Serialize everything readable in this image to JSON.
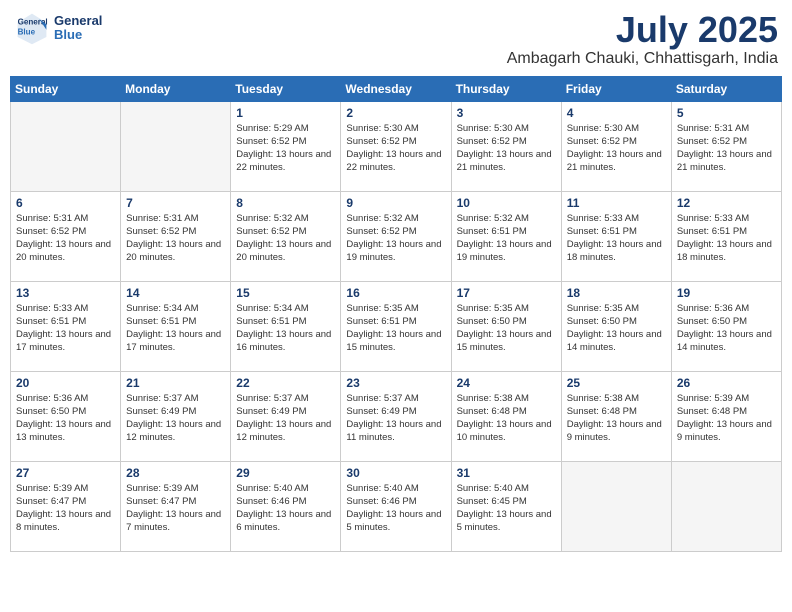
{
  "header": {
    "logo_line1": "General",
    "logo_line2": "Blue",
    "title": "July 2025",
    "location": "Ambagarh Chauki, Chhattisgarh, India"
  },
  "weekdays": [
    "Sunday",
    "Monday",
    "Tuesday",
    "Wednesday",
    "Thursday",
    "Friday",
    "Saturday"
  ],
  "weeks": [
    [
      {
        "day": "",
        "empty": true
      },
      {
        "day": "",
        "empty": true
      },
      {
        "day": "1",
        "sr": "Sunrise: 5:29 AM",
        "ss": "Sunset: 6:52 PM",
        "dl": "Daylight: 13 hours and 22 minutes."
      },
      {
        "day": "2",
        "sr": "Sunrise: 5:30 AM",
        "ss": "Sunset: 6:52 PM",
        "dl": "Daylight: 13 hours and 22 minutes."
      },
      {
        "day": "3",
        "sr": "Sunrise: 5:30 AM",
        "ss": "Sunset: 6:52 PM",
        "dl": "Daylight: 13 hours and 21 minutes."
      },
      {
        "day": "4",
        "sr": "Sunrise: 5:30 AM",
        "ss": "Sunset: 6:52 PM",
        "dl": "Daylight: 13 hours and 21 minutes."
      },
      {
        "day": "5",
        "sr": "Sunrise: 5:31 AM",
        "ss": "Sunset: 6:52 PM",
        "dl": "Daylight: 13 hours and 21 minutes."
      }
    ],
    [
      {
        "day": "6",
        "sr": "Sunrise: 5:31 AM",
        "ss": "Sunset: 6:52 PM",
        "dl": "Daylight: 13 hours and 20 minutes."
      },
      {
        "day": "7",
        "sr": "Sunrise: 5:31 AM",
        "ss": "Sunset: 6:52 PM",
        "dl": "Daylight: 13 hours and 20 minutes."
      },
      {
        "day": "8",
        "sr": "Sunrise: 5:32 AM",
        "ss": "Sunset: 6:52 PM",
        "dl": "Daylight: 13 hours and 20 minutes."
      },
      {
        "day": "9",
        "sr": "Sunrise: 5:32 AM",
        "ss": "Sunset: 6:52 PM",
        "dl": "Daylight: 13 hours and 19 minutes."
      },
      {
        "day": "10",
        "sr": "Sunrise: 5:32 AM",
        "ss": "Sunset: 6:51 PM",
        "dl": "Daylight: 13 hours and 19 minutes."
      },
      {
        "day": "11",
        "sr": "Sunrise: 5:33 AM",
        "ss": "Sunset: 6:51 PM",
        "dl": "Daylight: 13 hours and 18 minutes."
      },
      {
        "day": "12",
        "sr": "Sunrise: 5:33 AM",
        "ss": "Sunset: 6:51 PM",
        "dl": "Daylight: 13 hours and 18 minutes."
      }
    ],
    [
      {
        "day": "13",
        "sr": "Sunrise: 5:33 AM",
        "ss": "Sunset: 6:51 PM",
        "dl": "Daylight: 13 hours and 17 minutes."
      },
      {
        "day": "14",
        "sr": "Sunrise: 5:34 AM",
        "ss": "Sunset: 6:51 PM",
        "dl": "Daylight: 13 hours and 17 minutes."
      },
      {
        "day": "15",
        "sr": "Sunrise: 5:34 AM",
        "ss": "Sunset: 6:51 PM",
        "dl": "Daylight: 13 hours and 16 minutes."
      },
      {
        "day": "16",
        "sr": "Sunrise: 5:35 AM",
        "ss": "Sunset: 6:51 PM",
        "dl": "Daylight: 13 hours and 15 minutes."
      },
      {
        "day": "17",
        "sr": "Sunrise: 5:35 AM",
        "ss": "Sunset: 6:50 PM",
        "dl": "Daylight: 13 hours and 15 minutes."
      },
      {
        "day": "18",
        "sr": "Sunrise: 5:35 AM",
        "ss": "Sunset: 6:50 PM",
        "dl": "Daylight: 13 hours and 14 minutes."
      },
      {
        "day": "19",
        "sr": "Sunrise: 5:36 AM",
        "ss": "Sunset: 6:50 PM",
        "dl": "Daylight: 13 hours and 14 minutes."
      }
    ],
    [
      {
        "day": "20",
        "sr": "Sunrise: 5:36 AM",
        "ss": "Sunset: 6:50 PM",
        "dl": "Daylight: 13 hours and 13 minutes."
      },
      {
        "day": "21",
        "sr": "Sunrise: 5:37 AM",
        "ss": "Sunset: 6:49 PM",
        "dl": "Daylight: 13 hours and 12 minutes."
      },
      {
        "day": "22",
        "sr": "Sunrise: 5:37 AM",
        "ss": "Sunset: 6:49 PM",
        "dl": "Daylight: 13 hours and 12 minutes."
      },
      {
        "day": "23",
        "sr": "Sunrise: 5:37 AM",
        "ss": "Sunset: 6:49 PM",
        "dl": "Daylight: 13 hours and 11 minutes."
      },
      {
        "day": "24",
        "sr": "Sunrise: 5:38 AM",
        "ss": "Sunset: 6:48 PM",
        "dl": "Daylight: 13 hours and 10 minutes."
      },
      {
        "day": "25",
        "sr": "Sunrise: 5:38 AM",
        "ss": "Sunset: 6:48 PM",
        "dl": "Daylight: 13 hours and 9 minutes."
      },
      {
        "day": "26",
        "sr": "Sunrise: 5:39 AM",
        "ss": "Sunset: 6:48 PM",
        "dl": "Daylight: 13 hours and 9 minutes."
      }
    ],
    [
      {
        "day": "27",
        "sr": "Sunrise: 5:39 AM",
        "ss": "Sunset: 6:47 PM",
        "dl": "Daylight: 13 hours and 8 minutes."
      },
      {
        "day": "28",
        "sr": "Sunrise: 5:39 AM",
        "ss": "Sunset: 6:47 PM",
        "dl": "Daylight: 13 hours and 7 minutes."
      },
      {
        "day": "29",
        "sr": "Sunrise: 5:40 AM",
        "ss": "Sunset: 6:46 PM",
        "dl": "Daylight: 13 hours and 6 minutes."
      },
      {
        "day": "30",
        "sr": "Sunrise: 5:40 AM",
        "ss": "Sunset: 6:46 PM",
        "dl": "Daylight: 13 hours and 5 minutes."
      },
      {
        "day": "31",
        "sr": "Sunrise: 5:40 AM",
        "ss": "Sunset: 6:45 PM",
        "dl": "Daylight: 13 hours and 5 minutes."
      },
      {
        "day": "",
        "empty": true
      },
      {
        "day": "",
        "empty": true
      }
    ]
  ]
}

——————————

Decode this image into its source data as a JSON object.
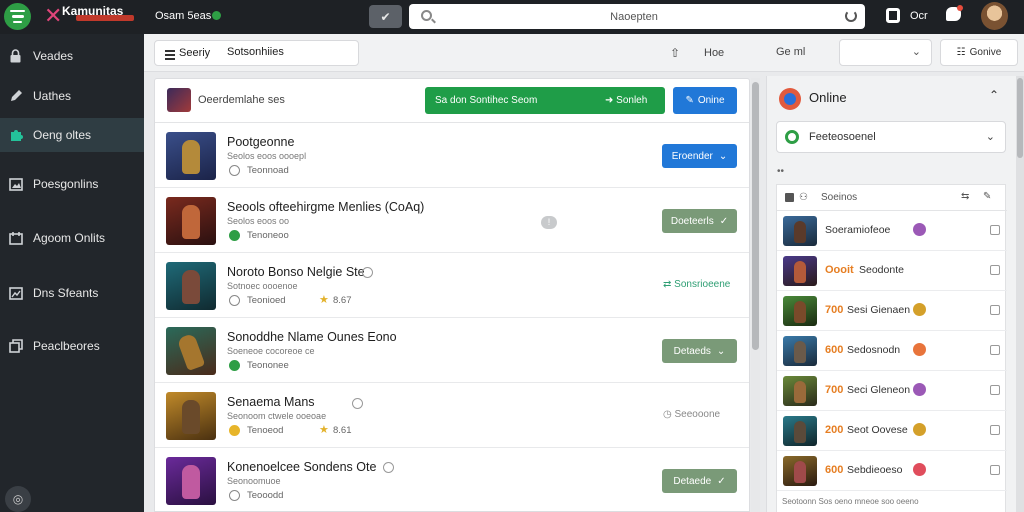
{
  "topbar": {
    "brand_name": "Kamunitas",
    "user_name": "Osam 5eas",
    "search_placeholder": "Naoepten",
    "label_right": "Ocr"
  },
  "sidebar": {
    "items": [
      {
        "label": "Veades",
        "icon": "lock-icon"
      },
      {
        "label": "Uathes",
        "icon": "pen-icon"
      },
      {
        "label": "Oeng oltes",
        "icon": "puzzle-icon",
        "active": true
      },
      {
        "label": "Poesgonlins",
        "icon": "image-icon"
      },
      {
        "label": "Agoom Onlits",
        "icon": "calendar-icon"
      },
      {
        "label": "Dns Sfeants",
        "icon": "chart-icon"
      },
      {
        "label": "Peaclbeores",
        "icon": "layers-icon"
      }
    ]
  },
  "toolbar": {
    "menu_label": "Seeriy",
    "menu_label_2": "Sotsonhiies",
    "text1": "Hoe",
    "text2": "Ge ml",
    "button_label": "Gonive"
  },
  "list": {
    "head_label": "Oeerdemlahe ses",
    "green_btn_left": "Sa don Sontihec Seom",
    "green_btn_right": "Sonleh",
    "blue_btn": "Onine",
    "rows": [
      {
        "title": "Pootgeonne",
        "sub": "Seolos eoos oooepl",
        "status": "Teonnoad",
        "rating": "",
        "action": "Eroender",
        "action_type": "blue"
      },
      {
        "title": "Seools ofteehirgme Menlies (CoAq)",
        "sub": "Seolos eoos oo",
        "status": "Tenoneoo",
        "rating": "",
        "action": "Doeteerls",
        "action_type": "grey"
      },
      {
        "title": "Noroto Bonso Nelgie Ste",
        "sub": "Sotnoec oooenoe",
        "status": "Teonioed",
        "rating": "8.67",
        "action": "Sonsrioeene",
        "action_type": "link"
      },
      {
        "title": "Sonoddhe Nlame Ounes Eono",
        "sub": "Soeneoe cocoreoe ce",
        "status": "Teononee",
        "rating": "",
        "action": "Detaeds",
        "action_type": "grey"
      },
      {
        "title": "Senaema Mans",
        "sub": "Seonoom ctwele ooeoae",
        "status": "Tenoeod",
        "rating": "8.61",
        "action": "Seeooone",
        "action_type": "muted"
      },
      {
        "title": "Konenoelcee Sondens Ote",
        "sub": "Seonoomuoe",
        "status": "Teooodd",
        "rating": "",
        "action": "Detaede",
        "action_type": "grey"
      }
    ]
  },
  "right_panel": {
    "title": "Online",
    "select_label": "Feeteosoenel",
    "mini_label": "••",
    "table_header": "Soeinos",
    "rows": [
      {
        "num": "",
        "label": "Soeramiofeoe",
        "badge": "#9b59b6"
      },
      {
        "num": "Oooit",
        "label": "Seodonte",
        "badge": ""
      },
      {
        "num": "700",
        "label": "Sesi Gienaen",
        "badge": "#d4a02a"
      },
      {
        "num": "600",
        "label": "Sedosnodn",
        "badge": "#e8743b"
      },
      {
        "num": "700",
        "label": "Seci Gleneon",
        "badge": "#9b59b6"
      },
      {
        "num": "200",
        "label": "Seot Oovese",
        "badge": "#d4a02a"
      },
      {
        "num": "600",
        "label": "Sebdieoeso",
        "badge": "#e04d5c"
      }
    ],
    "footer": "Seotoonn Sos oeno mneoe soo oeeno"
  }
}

——————————

From the records above, pull out each line that has "eoos".

**Final result:**
        "sub": "Seolos eoos oooepl",
        "sub": "Seolos eoos oo",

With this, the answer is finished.